------ Supplied data ------

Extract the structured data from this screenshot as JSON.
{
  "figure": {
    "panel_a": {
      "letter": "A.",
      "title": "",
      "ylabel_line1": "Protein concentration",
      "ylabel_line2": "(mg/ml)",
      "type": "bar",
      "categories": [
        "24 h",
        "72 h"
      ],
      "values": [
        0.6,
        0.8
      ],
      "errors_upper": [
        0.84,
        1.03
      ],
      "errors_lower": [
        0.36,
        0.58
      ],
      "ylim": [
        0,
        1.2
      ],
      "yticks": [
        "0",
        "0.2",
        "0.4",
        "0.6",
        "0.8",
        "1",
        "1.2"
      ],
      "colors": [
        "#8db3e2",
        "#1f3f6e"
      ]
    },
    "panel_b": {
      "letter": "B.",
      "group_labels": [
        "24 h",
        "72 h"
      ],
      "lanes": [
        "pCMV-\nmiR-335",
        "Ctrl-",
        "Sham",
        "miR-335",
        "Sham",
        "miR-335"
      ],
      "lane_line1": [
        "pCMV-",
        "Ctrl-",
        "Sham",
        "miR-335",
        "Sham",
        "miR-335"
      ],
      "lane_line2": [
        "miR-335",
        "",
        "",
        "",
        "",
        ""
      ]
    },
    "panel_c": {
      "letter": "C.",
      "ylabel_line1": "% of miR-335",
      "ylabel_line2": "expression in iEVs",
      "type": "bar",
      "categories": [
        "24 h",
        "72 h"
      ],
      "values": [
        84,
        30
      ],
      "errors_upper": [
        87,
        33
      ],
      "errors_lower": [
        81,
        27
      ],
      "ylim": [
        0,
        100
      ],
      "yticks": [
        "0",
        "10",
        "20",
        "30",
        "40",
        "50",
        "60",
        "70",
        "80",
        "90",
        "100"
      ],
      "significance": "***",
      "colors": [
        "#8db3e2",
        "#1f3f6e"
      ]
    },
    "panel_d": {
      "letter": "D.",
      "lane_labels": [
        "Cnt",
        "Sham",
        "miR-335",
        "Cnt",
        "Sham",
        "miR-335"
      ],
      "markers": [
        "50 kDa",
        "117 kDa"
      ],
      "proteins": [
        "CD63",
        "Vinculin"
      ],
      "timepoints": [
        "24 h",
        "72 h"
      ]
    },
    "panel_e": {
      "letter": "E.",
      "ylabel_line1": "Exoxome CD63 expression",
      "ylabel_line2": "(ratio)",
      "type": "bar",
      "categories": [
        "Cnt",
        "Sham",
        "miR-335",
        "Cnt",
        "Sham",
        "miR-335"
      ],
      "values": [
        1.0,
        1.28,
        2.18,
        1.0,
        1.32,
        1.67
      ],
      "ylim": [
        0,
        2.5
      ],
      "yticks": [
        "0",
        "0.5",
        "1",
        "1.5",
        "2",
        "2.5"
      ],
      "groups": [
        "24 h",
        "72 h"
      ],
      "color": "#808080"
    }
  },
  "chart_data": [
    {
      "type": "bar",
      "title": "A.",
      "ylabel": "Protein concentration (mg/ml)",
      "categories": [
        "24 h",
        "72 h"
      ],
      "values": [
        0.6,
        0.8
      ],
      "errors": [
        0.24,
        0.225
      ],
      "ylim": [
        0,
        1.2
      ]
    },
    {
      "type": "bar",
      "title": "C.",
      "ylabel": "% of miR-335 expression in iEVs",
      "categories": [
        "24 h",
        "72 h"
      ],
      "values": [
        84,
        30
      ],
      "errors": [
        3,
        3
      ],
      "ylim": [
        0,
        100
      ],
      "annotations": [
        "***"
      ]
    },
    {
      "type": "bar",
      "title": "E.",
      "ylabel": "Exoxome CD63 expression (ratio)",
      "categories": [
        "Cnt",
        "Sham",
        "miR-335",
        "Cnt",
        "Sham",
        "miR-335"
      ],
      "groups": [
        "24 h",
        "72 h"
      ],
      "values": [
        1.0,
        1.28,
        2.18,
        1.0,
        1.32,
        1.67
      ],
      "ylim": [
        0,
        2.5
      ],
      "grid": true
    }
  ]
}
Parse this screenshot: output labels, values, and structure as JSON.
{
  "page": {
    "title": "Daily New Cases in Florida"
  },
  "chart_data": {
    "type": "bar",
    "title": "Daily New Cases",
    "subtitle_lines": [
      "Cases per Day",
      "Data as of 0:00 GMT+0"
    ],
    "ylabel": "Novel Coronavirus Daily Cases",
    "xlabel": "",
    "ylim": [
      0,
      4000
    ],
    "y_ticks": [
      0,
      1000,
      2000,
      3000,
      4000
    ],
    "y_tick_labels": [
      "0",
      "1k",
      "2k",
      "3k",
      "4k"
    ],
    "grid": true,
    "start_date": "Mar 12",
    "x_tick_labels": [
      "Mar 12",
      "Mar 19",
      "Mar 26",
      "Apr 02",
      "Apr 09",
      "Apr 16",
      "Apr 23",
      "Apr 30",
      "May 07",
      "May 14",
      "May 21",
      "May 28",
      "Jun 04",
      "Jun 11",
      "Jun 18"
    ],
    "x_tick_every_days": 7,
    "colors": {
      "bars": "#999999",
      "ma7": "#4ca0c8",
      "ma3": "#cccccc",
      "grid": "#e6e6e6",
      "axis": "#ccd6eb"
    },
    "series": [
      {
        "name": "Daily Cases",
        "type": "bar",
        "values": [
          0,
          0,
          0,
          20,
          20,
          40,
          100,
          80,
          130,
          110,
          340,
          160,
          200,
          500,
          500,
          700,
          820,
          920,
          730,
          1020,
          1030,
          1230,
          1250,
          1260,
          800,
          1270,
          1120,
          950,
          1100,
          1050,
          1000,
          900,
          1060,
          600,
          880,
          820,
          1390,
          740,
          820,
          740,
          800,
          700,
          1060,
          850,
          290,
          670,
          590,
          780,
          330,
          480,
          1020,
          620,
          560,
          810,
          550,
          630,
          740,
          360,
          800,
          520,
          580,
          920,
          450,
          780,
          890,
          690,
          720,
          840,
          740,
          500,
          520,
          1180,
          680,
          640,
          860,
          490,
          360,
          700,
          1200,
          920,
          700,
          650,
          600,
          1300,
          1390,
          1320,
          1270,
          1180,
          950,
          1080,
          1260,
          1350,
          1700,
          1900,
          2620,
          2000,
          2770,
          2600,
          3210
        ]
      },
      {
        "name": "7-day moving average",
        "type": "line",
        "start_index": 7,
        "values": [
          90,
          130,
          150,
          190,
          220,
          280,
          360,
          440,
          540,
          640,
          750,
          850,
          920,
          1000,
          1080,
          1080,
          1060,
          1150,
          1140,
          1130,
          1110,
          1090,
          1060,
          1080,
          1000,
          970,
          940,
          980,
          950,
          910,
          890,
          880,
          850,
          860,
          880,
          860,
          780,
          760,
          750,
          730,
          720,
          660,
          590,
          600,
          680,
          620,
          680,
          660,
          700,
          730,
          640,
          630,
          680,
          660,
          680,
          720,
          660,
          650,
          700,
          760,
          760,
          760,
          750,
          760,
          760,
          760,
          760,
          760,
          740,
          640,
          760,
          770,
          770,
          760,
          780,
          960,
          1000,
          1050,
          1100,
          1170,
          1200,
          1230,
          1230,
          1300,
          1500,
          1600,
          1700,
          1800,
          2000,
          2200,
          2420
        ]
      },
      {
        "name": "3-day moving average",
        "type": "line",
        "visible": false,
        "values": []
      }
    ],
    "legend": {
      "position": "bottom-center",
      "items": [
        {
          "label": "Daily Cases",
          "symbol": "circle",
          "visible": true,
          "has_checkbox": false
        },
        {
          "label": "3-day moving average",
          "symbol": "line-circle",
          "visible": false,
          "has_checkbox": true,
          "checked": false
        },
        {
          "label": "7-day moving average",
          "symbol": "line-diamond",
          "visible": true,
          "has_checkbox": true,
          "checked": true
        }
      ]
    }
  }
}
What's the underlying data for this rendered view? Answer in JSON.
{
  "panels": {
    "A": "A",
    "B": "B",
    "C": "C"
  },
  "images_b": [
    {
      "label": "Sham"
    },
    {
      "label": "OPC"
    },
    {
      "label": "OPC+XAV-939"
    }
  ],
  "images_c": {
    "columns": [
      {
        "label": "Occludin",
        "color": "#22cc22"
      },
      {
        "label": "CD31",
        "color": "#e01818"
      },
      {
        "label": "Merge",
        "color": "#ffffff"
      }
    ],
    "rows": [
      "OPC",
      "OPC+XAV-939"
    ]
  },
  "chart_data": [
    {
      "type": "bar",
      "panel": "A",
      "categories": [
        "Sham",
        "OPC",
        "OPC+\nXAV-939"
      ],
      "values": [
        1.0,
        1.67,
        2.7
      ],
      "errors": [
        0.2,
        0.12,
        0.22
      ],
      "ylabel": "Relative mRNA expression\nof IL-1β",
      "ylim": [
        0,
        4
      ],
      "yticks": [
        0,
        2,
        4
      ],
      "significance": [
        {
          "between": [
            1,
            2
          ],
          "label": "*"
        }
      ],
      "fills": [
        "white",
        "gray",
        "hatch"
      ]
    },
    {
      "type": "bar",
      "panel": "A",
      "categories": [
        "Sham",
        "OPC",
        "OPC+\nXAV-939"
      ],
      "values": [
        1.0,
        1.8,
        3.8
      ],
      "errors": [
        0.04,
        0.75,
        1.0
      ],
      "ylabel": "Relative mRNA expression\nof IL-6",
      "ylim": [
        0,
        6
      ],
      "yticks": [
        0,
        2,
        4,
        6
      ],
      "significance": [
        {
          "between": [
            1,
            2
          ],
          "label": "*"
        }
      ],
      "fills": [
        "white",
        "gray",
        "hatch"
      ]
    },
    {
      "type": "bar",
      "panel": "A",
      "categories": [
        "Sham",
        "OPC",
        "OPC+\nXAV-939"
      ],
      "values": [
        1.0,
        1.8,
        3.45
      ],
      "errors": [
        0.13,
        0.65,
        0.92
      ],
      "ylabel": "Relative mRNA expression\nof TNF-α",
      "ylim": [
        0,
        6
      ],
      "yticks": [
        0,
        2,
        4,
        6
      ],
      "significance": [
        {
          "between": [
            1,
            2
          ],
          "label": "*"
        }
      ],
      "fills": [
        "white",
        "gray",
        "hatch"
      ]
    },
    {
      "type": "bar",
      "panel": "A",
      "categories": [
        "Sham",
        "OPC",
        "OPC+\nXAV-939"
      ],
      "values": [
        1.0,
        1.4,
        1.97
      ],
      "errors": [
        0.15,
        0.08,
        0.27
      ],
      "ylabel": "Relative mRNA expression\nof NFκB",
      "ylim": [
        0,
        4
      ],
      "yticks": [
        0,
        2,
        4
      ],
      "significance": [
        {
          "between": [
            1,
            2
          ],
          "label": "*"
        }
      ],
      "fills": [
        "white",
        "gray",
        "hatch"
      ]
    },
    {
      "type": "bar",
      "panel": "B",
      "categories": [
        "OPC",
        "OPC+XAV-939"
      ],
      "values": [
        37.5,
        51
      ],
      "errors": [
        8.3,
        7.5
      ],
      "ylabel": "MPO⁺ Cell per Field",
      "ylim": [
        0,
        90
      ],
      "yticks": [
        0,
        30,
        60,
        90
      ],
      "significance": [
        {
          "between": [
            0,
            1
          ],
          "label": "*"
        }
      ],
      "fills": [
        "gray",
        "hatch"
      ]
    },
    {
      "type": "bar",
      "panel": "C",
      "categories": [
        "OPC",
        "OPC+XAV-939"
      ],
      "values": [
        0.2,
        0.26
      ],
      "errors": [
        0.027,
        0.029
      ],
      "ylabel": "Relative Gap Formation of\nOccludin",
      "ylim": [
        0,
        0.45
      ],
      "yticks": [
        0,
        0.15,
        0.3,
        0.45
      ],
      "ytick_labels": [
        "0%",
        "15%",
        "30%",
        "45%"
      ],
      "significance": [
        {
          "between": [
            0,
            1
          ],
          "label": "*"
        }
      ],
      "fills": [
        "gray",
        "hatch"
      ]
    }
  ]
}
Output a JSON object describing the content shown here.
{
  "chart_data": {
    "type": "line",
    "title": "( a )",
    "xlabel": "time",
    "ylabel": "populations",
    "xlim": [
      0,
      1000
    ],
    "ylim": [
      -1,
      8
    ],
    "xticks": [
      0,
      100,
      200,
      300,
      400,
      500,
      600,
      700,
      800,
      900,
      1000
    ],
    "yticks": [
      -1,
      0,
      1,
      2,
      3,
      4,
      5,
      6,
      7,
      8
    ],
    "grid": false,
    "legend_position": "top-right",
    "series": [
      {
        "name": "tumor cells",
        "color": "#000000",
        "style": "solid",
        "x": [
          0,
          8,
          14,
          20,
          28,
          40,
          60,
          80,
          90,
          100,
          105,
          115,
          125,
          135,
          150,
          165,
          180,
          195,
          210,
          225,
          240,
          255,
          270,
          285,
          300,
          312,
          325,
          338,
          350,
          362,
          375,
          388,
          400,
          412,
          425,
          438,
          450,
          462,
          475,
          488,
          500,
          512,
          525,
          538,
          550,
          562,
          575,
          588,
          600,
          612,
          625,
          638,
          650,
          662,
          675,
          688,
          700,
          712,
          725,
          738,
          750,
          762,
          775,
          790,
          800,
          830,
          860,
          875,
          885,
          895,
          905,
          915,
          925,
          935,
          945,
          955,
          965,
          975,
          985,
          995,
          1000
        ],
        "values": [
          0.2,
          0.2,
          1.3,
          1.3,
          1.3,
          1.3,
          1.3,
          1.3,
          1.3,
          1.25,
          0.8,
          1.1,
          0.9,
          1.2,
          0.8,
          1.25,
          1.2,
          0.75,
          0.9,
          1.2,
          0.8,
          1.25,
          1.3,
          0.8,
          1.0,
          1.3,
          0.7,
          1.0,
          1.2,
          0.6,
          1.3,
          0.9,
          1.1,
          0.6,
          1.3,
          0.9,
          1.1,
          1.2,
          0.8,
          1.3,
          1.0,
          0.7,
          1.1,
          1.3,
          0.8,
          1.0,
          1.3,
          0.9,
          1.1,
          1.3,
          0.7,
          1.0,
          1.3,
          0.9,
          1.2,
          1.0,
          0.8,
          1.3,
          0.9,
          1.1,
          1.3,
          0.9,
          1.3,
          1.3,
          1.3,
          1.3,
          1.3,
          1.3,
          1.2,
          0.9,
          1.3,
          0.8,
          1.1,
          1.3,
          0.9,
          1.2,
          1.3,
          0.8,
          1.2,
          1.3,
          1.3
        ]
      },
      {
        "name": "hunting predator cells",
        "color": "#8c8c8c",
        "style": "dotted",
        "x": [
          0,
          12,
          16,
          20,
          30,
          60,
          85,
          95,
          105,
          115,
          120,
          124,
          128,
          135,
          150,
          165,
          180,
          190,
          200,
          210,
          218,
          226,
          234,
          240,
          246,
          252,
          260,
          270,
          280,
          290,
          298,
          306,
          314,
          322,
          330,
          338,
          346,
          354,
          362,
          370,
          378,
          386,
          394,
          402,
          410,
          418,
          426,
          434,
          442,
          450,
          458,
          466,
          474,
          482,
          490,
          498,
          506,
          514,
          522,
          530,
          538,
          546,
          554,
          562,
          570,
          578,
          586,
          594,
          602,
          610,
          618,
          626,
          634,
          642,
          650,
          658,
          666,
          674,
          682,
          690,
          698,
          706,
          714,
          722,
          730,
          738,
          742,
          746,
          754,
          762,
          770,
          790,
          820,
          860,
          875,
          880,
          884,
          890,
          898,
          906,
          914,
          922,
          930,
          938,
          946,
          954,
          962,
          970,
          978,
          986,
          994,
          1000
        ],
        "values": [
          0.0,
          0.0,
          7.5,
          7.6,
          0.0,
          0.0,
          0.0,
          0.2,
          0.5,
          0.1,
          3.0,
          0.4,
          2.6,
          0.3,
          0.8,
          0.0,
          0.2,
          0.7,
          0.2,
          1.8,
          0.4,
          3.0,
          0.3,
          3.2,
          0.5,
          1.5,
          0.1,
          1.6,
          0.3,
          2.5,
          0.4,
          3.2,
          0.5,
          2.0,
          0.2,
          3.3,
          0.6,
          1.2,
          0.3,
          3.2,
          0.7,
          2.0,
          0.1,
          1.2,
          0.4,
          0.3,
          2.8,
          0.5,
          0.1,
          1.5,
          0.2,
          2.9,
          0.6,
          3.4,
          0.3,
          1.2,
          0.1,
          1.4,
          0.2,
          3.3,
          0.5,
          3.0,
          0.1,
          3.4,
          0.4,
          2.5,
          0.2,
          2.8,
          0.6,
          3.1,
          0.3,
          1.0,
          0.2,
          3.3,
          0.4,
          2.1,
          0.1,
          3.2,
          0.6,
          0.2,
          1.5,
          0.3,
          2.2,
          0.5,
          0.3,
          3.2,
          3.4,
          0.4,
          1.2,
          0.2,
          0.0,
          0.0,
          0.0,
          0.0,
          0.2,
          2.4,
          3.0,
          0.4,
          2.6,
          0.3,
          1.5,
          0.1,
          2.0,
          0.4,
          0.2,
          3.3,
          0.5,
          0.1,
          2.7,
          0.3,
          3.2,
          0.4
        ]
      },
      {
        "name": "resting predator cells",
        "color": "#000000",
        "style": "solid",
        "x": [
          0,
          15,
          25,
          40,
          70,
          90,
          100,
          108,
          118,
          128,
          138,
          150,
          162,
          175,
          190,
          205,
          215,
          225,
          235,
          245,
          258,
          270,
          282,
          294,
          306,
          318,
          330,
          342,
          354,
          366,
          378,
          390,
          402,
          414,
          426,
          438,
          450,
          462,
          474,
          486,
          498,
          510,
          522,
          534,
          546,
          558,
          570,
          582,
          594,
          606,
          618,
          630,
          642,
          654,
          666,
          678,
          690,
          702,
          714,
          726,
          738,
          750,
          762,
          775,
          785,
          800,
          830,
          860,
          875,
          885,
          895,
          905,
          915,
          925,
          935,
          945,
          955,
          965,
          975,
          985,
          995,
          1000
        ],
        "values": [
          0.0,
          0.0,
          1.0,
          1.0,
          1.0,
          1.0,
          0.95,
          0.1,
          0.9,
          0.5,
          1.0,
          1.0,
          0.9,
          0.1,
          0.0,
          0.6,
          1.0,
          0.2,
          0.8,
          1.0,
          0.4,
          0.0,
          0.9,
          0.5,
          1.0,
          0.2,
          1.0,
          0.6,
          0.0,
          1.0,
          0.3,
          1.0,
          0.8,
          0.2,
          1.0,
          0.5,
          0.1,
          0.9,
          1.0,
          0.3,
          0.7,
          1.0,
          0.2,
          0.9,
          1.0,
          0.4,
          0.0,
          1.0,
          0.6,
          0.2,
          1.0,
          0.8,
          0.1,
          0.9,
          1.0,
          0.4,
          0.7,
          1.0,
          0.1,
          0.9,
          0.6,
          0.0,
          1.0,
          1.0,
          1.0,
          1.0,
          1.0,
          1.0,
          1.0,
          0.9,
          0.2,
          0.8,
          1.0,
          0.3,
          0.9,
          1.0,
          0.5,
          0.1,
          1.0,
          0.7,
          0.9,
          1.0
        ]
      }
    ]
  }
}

------

Exercise directions. The word "symbol" may appear in several lines of the data; copy every line where it does.

Output.
          "symbol": "circle",
          "symbol": "line-circle",
          "symbol": "line-diamond",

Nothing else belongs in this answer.